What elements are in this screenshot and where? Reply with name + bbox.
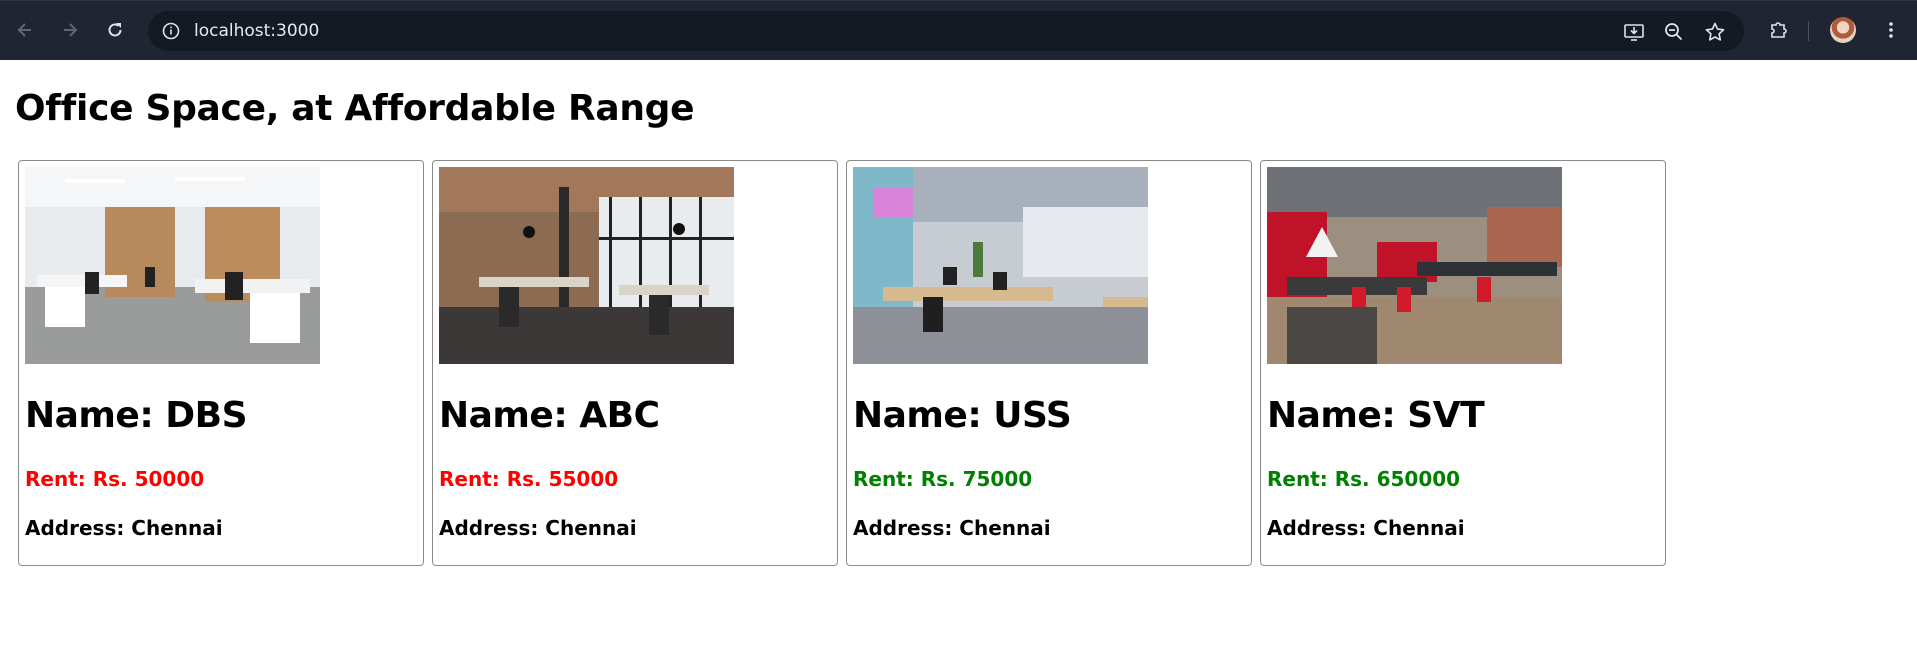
- office-image: [853, 167, 1148, 364]
- extensions-button[interactable]: [1766, 17, 1792, 43]
- office-address: Address: Chennai: [25, 516, 223, 540]
- office-address: Address: Chennai: [1267, 516, 1465, 540]
- office-image: [25, 167, 320, 364]
- office-rent: Rent: Rs. 75000: [853, 467, 1033, 491]
- office-card: Name: USS Rent: Rs. 75000 Address: Chenn…: [846, 160, 1252, 566]
- office-name: Name: SVT: [1267, 395, 1485, 436]
- office-card: Name: SVT Rent: Rs. 650000 Address: Chen…: [1260, 160, 1666, 566]
- info-icon: [162, 22, 180, 40]
- office-rent: Rent: Rs. 650000: [1267, 467, 1461, 491]
- install-app-icon: [1624, 24, 1644, 41]
- kebab-menu-icon: [1889, 22, 1893, 38]
- url-text[interactable]: localhost:3000: [194, 21, 319, 41]
- office-card: Name: ABC Rent: Rs. 55000 Address: Chenn…: [432, 160, 838, 566]
- star-icon: [1705, 22, 1725, 41]
- office-image: [439, 167, 734, 364]
- office-address: Address: Chennai: [853, 516, 1051, 540]
- office-name: Name: DBS: [25, 395, 248, 436]
- office-rent: Rent: Rs. 50000: [25, 467, 205, 491]
- zoom-icon: [1665, 23, 1683, 41]
- address-bar[interactable]: localhost:3000: [148, 11, 1744, 51]
- install-app-button[interactable]: [1622, 20, 1646, 44]
- arrow-left-icon: [17, 23, 31, 37]
- office-name: Name: ABC: [439, 395, 660, 436]
- office-card: Name: DBS Rent: Rs. 50000 Address: Chenn…: [18, 160, 424, 566]
- browser-menu-button[interactable]: [1878, 17, 1904, 43]
- site-info-button[interactable]: [160, 20, 182, 42]
- forward-button[interactable]: [55, 15, 85, 45]
- office-rent: Rent: Rs. 55000: [439, 467, 619, 491]
- browser-toolbar: localhost:3000: [0, 0, 1917, 60]
- arrow-right-icon: [64, 23, 78, 37]
- office-image: [1267, 167, 1562, 364]
- bookmark-button[interactable]: [1703, 20, 1727, 44]
- back-button[interactable]: [10, 15, 40, 45]
- page-title: Office Space, at Affordable Range: [15, 88, 695, 129]
- office-address: Address: Chennai: [439, 516, 637, 540]
- avatar[interactable]: [1830, 17, 1856, 43]
- toolbar-divider: [1808, 21, 1809, 41]
- puzzle-icon: [1771, 22, 1787, 38]
- reload-button[interactable]: [100, 15, 130, 45]
- office-name: Name: USS: [853, 395, 1072, 436]
- zoom-button[interactable]: [1662, 20, 1686, 44]
- reload-icon: [108, 23, 122, 37]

━━━━━━━━━━━━━━━━

Work required -
Return every line of the records above word for word, leaving out the pictures.

Expected answer -
What elements are in this screenshot and where? Reply with name + bbox.
- office-image: [853, 167, 1148, 364]
- extensions-button[interactable]: [1766, 17, 1792, 43]
- office-address: Address: Chennai: [25, 516, 223, 540]
- office-address: Address: Chennai: [1267, 516, 1465, 540]
- office-image: [25, 167, 320, 364]
- office-rent: Rent: Rs. 75000: [853, 467, 1033, 491]
- office-card: Name: USS Rent: Rs. 75000 Address: Chenn…: [846, 160, 1252, 566]
- office-name: Name: SVT: [1267, 395, 1485, 436]
- office-card: Name: SVT Rent: Rs. 650000 Address: Chen…: [1260, 160, 1666, 566]
- info-icon: [162, 22, 180, 40]
- office-rent: Rent: Rs. 650000: [1267, 467, 1461, 491]
- install-app-icon: [1624, 24, 1644, 41]
- kebab-menu-icon: [1889, 22, 1893, 38]
- url-text[interactable]: localhost:3000: [194, 21, 319, 41]
- office-card: Name: ABC Rent: Rs. 55000 Address: Chenn…: [432, 160, 838, 566]
- star-icon: [1705, 22, 1725, 41]
- office-image: [439, 167, 734, 364]
- office-address: Address: Chennai: [853, 516, 1051, 540]
- office-name: Name: DBS: [25, 395, 248, 436]
- office-rent: Rent: Rs. 50000: [25, 467, 205, 491]
- zoom-icon: [1665, 23, 1683, 41]
- address-bar[interactable]: localhost:3000: [148, 11, 1744, 51]
- install-app-button[interactable]: [1622, 20, 1646, 44]
- arrow-left-icon: [17, 23, 31, 37]
- office-name: Name: ABC: [439, 395, 660, 436]
- office-card: Name: DBS Rent: Rs. 50000 Address: Chenn…: [18, 160, 424, 566]
- browser-menu-button[interactable]: [1878, 17, 1904, 43]
- site-info-button[interactable]: [160, 20, 182, 42]
- forward-button[interactable]: [55, 15, 85, 45]
- office-rent: Rent: Rs. 55000: [439, 467, 619, 491]
- browser-toolbar: localhost:3000: [0, 0, 1917, 60]
- arrow-right-icon: [64, 23, 78, 37]
- office-image: [1267, 167, 1562, 364]
- bookmark-button[interactable]: [1703, 20, 1727, 44]
- back-button[interactable]: [10, 15, 40, 45]
- page-title: Office Space, at Affordable Range: [15, 88, 695, 129]
- office-address: Address: Chennai: [439, 516, 637, 540]
- avatar[interactable]: [1830, 17, 1856, 43]
- toolbar-divider: [1808, 21, 1809, 41]
- puzzle-icon: [1771, 22, 1787, 38]
- reload-button[interactable]: [100, 15, 130, 45]
- office-name: Name: USS: [853, 395, 1072, 436]
- zoom-button[interactable]: [1662, 20, 1686, 44]
- reload-icon: [108, 23, 122, 37]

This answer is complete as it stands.